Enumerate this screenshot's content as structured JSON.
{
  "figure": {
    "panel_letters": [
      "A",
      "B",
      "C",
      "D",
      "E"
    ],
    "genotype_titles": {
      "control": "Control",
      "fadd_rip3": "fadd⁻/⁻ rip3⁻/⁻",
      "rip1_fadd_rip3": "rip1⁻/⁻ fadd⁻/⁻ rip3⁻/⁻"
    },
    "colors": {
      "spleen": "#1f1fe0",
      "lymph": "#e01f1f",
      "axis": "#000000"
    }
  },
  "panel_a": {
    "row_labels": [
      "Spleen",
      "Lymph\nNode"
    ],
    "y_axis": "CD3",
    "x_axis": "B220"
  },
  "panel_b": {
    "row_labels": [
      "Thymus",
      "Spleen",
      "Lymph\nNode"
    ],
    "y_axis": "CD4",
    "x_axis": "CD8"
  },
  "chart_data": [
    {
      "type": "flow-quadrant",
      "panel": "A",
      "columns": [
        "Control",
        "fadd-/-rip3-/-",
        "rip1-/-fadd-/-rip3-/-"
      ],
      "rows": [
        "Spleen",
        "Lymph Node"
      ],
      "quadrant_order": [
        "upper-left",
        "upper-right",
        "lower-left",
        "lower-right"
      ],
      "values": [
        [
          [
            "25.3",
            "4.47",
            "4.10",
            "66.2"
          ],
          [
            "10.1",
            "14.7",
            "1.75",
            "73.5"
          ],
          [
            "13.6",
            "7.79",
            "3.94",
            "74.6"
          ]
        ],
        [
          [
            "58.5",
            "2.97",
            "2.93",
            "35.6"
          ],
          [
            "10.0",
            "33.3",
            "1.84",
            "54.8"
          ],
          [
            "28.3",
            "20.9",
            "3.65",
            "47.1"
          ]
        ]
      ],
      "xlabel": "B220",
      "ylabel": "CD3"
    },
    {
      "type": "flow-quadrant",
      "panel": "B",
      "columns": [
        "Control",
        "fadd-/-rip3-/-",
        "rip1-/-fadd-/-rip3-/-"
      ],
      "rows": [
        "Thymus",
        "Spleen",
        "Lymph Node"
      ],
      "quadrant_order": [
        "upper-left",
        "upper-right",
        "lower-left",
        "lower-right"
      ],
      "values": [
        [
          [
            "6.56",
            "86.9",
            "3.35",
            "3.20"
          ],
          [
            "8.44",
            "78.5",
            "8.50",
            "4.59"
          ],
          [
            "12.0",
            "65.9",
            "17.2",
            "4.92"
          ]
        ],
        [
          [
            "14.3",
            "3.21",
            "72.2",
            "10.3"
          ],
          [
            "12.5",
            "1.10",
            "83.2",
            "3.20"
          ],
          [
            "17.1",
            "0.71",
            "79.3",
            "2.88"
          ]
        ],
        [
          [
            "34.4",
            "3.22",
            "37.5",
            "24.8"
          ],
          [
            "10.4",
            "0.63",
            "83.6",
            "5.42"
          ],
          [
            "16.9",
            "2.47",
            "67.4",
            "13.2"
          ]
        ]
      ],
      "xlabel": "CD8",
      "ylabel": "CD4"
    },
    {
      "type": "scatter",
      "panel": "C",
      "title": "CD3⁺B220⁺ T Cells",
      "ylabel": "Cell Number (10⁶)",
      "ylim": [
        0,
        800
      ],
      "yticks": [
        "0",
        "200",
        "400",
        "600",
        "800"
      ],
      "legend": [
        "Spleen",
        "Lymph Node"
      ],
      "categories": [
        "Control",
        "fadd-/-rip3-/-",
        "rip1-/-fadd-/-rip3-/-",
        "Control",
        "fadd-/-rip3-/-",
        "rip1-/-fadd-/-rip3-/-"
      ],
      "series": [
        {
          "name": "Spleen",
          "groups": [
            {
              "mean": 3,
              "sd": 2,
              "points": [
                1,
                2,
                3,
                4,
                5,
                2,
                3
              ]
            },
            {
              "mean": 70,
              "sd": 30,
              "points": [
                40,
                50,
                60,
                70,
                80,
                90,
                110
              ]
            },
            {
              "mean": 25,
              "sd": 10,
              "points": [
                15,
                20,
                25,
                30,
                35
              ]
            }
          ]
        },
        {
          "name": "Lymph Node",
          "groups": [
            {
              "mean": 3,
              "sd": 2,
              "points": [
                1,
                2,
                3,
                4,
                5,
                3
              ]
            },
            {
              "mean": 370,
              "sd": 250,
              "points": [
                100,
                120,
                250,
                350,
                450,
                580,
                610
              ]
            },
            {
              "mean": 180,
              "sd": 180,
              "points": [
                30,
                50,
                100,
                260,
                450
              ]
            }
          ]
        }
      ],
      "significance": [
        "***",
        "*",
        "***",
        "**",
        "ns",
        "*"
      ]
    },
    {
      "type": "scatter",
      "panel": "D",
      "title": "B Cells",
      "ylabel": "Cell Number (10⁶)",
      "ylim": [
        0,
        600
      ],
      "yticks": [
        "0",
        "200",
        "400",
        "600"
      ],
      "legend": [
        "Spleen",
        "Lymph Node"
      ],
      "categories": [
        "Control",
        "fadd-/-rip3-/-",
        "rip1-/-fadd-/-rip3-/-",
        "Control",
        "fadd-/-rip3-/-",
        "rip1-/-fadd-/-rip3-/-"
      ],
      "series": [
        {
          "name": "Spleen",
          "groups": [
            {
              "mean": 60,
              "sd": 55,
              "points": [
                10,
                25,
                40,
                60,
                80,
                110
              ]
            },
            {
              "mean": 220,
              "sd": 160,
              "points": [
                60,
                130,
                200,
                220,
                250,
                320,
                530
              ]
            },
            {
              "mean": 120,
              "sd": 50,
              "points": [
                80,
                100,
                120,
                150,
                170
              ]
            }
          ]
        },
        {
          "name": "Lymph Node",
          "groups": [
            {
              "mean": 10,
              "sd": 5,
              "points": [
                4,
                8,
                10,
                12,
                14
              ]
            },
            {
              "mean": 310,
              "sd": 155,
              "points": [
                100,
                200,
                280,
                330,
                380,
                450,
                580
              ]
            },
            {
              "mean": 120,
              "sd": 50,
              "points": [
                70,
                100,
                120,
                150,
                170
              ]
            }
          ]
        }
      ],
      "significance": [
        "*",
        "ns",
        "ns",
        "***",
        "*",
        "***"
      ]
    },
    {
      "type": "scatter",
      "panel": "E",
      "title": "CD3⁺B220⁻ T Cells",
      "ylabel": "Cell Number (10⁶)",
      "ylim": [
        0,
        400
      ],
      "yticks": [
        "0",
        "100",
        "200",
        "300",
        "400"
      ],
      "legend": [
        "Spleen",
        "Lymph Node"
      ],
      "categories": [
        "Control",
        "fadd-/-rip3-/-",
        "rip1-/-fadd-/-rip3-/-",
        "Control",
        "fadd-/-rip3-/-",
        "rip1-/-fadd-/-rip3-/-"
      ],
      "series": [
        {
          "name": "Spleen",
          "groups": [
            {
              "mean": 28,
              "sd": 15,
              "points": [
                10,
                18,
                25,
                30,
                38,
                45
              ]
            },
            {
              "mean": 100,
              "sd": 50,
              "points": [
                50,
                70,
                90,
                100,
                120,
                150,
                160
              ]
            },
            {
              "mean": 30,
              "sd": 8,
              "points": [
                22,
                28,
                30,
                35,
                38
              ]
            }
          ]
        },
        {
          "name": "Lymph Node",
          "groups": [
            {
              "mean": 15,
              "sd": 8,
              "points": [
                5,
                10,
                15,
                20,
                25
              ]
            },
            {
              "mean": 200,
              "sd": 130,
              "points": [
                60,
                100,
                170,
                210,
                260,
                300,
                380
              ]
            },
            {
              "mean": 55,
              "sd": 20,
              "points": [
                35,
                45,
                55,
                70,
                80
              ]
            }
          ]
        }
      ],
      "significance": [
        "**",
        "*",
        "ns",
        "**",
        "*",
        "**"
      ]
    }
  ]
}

Instructions to follow: Restate the records above exactly.

Reply:
Enumerate this screenshot's content as structured JSON.
{
  "figure": {
    "panel_letters": [
      "A",
      "B",
      "C",
      "D",
      "E"
    ],
    "genotype_titles": {
      "control": "Control",
      "fadd_rip3": "fadd⁻/⁻ rip3⁻/⁻",
      "rip1_fadd_rip3": "rip1⁻/⁻ fadd⁻/⁻ rip3⁻/⁻"
    },
    "colors": {
      "spleen": "#1f1fe0",
      "lymph": "#e01f1f",
      "axis": "#000000"
    }
  },
  "panel_a": {
    "row_labels": [
      "Spleen",
      "Lymph\nNode"
    ],
    "y_axis": "CD3",
    "x_axis": "B220"
  },
  "panel_b": {
    "row_labels": [
      "Thymus",
      "Spleen",
      "Lymph\nNode"
    ],
    "y_axis": "CD4",
    "x_axis": "CD8"
  },
  "chart_data": [
    {
      "type": "flow-quadrant",
      "panel": "A",
      "columns": [
        "Control",
        "fadd-/-rip3-/-",
        "rip1-/-fadd-/-rip3-/-"
      ],
      "rows": [
        "Spleen",
        "Lymph Node"
      ],
      "quadrant_order": [
        "upper-left",
        "upper-right",
        "lower-left",
        "lower-right"
      ],
      "values": [
        [
          [
            "25.3",
            "4.47",
            "4.10",
            "66.2"
          ],
          [
            "10.1",
            "14.7",
            "1.75",
            "73.5"
          ],
          [
            "13.6",
            "7.79",
            "3.94",
            "74.6"
          ]
        ],
        [
          [
            "58.5",
            "2.97",
            "2.93",
            "35.6"
          ],
          [
            "10.0",
            "33.3",
            "1.84",
            "54.8"
          ],
          [
            "28.3",
            "20.9",
            "3.65",
            "47.1"
          ]
        ]
      ],
      "xlabel": "B220",
      "ylabel": "CD3"
    },
    {
      "type": "flow-quadrant",
      "panel": "B",
      "columns": [
        "Control",
        "fadd-/-rip3-/-",
        "rip1-/-fadd-/-rip3-/-"
      ],
      "rows": [
        "Thymus",
        "Spleen",
        "Lymph Node"
      ],
      "quadrant_order": [
        "upper-left",
        "upper-right",
        "lower-left",
        "lower-right"
      ],
      "values": [
        [
          [
            "6.56",
            "86.9",
            "3.35",
            "3.20"
          ],
          [
            "8.44",
            "78.5",
            "8.50",
            "4.59"
          ],
          [
            "12.0",
            "65.9",
            "17.2",
            "4.92"
          ]
        ],
        [
          [
            "14.3",
            "3.21",
            "72.2",
            "10.3"
          ],
          [
            "12.5",
            "1.10",
            "83.2",
            "3.20"
          ],
          [
            "17.1",
            "0.71",
            "79.3",
            "2.88"
          ]
        ],
        [
          [
            "34.4",
            "3.22",
            "37.5",
            "24.8"
          ],
          [
            "10.4",
            "0.63",
            "83.6",
            "5.42"
          ],
          [
            "16.9",
            "2.47",
            "67.4",
            "13.2"
          ]
        ]
      ],
      "xlabel": "CD8",
      "ylabel": "CD4"
    },
    {
      "type": "scatter",
      "panel": "C",
      "title": "CD3⁺B220⁺ T Cells",
      "ylabel": "Cell Number (10⁶)",
      "ylim": [
        0,
        800
      ],
      "yticks": [
        "0",
        "200",
        "400",
        "600",
        "800"
      ],
      "legend": [
        "Spleen",
        "Lymph Node"
      ],
      "categories": [
        "Control",
        "fadd-/-rip3-/-",
        "rip1-/-fadd-/-rip3-/-",
        "Control",
        "fadd-/-rip3-/-",
        "rip1-/-fadd-/-rip3-/-"
      ],
      "series": [
        {
          "name": "Spleen",
          "groups": [
            {
              "mean": 3,
              "sd": 2,
              "points": [
                1,
                2,
                3,
                4,
                5,
                2,
                3
              ]
            },
            {
              "mean": 70,
              "sd": 30,
              "points": [
                40,
                50,
                60,
                70,
                80,
                90,
                110
              ]
            },
            {
              "mean": 25,
              "sd": 10,
              "points": [
                15,
                20,
                25,
                30,
                35
              ]
            }
          ]
        },
        {
          "name": "Lymph Node",
          "groups": [
            {
              "mean": 3,
              "sd": 2,
              "points": [
                1,
                2,
                3,
                4,
                5,
                3
              ]
            },
            {
              "mean": 370,
              "sd": 250,
              "points": [
                100,
                120,
                250,
                350,
                450,
                580,
                610
              ]
            },
            {
              "mean": 180,
              "sd": 180,
              "points": [
                30,
                50,
                100,
                260,
                450
              ]
            }
          ]
        }
      ],
      "significance": [
        "***",
        "*",
        "***",
        "**",
        "ns",
        "*"
      ]
    },
    {
      "type": "scatter",
      "panel": "D",
      "title": "B Cells",
      "ylabel": "Cell Number (10⁶)",
      "ylim": [
        0,
        600
      ],
      "yticks": [
        "0",
        "200",
        "400",
        "600"
      ],
      "legend": [
        "Spleen",
        "Lymph Node"
      ],
      "categories": [
        "Control",
        "fadd-/-rip3-/-",
        "rip1-/-fadd-/-rip3-/-",
        "Control",
        "fadd-/-rip3-/-",
        "rip1-/-fadd-/-rip3-/-"
      ],
      "series": [
        {
          "name": "Spleen",
          "groups": [
            {
              "mean": 60,
              "sd": 55,
              "points": [
                10,
                25,
                40,
                60,
                80,
                110
              ]
            },
            {
              "mean": 220,
              "sd": 160,
              "points": [
                60,
                130,
                200,
                220,
                250,
                320,
                530
              ]
            },
            {
              "mean": 120,
              "sd": 50,
              "points": [
                80,
                100,
                120,
                150,
                170
              ]
            }
          ]
        },
        {
          "name": "Lymph Node",
          "groups": [
            {
              "mean": 10,
              "sd": 5,
              "points": [
                4,
                8,
                10,
                12,
                14
              ]
            },
            {
              "mean": 310,
              "sd": 155,
              "points": [
                100,
                200,
                280,
                330,
                380,
                450,
                580
              ]
            },
            {
              "mean": 120,
              "sd": 50,
              "points": [
                70,
                100,
                120,
                150,
                170
              ]
            }
          ]
        }
      ],
      "significance": [
        "*",
        "ns",
        "ns",
        "***",
        "*",
        "***"
      ]
    },
    {
      "type": "scatter",
      "panel": "E",
      "title": "CD3⁺B220⁻ T Cells",
      "ylabel": "Cell Number (10⁶)",
      "ylim": [
        0,
        400
      ],
      "yticks": [
        "0",
        "100",
        "200",
        "300",
        "400"
      ],
      "legend": [
        "Spleen",
        "Lymph Node"
      ],
      "categories": [
        "Control",
        "fadd-/-rip3-/-",
        "rip1-/-fadd-/-rip3-/-",
        "Control",
        "fadd-/-rip3-/-",
        "rip1-/-fadd-/-rip3-/-"
      ],
      "series": [
        {
          "name": "Spleen",
          "groups": [
            {
              "mean": 28,
              "sd": 15,
              "points": [
                10,
                18,
                25,
                30,
                38,
                45
              ]
            },
            {
              "mean": 100,
              "sd": 50,
              "points": [
                50,
                70,
                90,
                100,
                120,
                150,
                160
              ]
            },
            {
              "mean": 30,
              "sd": 8,
              "points": [
                22,
                28,
                30,
                35,
                38
              ]
            }
          ]
        },
        {
          "name": "Lymph Node",
          "groups": [
            {
              "mean": 15,
              "sd": 8,
              "points": [
                5,
                10,
                15,
                20,
                25
              ]
            },
            {
              "mean": 200,
              "sd": 130,
              "points": [
                60,
                100,
                170,
                210,
                260,
                300,
                380
              ]
            },
            {
              "mean": 55,
              "sd": 20,
              "points": [
                35,
                45,
                55,
                70,
                80
              ]
            }
          ]
        }
      ],
      "significance": [
        "**",
        "*",
        "ns",
        "**",
        "*",
        "**"
      ]
    }
  ]
}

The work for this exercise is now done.